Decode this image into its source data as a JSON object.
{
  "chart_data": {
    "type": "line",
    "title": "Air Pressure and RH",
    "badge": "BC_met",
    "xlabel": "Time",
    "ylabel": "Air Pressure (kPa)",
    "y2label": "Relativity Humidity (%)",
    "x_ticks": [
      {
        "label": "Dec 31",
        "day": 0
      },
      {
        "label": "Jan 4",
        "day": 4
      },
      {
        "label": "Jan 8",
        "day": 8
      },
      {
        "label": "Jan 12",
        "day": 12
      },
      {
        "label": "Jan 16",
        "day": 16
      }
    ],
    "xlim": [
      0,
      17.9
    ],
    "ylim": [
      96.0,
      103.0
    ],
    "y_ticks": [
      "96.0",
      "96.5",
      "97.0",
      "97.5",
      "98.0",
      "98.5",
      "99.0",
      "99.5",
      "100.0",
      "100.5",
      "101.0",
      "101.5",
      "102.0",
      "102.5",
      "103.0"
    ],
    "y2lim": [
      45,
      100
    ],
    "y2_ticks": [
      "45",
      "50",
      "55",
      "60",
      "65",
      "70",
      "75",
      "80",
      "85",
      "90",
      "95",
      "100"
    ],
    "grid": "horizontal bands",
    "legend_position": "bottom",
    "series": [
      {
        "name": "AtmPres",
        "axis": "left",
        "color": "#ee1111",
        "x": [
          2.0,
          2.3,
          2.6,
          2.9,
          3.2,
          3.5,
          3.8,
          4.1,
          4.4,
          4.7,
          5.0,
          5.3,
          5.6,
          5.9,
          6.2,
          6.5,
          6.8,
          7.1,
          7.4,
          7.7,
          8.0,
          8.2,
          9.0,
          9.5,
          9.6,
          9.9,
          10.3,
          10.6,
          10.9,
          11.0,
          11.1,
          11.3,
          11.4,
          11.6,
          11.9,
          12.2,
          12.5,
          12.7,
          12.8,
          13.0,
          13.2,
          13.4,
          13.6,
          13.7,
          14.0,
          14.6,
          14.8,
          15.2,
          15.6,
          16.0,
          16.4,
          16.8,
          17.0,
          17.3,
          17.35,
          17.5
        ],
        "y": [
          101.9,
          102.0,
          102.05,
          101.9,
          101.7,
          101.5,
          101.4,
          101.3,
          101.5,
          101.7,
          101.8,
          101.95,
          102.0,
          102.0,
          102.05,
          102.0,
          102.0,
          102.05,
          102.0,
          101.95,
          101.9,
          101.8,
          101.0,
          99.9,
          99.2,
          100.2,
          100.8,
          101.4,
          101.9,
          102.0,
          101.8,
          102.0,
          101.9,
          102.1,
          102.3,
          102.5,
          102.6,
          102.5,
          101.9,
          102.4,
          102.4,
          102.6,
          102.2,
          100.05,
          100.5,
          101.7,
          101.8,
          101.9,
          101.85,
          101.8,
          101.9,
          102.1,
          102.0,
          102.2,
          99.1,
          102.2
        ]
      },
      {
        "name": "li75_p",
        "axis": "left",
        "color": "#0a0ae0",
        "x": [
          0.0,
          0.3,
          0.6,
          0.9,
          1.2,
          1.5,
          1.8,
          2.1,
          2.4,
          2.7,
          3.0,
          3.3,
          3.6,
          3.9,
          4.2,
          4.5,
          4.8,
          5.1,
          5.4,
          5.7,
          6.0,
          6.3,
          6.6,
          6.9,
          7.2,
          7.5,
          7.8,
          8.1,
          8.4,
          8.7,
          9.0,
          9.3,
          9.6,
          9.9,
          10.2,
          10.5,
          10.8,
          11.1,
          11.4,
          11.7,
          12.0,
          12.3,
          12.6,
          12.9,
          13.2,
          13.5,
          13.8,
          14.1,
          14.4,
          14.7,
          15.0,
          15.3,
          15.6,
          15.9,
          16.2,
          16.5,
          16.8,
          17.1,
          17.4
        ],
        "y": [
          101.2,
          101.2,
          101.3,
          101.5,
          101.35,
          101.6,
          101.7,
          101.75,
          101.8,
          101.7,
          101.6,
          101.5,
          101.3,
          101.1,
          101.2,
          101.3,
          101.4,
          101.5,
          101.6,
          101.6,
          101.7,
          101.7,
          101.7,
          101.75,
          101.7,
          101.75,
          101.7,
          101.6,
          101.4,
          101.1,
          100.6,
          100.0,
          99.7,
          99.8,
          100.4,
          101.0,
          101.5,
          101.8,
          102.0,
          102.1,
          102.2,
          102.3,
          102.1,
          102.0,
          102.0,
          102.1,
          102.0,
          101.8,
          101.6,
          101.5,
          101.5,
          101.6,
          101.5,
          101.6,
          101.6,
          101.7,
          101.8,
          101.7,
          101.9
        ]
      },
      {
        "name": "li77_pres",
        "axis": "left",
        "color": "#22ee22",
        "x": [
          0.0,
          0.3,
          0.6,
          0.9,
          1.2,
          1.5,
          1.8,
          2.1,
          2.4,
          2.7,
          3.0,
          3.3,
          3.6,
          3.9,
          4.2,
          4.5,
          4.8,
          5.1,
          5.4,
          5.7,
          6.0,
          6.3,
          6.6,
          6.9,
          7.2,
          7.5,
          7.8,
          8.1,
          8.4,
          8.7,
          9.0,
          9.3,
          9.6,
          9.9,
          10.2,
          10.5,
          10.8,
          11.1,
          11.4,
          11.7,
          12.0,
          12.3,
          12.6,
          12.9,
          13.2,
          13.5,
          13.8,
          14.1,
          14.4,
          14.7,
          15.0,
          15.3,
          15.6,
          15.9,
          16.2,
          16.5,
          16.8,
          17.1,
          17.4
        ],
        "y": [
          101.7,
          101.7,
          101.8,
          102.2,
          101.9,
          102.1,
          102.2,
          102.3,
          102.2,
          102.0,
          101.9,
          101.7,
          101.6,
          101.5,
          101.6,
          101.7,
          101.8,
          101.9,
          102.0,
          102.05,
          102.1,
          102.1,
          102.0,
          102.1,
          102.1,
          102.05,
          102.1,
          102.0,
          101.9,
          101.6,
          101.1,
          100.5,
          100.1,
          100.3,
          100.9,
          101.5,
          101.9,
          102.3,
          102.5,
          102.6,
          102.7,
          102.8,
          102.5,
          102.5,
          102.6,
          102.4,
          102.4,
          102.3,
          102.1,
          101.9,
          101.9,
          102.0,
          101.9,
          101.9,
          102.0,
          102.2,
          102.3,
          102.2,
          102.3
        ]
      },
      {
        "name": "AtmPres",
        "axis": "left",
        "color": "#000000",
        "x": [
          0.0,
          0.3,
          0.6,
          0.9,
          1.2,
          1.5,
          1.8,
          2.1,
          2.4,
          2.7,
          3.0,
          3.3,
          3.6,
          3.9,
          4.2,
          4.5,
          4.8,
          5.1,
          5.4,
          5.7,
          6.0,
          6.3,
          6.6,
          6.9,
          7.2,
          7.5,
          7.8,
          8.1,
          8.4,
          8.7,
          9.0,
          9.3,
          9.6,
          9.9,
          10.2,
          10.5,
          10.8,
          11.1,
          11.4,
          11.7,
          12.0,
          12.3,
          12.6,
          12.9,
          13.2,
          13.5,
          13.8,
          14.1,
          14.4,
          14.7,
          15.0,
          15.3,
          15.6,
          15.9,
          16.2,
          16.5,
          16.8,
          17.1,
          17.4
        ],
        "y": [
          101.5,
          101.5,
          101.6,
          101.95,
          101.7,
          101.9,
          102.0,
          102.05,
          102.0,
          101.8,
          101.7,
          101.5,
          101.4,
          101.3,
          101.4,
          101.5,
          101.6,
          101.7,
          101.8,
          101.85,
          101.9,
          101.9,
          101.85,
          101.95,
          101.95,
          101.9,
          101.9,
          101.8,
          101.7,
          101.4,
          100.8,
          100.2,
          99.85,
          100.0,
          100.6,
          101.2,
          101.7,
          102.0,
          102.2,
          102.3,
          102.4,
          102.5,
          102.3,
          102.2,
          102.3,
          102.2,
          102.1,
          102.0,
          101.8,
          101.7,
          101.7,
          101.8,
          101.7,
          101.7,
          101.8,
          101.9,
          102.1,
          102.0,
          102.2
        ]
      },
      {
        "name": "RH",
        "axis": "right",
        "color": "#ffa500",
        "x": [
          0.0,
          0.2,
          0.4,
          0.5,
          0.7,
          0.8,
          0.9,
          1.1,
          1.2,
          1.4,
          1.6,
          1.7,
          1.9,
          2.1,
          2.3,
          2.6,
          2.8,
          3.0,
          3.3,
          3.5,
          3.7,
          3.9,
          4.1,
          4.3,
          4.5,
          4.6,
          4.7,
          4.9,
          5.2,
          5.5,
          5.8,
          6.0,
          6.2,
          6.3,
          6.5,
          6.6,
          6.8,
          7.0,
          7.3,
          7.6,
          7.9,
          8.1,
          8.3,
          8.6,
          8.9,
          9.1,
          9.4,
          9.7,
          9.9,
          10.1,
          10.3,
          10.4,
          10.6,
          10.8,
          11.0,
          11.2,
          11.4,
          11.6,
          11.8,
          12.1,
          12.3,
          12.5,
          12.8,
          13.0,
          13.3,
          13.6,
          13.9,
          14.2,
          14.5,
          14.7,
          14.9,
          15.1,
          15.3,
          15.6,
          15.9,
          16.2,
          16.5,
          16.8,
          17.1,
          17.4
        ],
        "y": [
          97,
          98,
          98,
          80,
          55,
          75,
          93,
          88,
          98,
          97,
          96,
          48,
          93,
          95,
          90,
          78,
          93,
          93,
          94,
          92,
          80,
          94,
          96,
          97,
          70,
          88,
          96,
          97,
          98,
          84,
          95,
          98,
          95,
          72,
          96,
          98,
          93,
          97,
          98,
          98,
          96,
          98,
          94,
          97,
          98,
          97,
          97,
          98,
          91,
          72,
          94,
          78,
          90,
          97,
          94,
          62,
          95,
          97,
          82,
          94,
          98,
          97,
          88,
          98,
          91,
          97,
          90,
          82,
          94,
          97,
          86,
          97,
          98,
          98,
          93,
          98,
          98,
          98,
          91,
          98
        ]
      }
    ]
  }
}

· · · · ·

WHAT IS EXPECTED:
Gather every line from the listing above in which the word "color" appears.

FULL SOLUTION:
        "color": "#ee1111",
        "color": "#0a0ae0",
        "color": "#22ee22",
        "color": "#000000",
        "color": "#ffa500",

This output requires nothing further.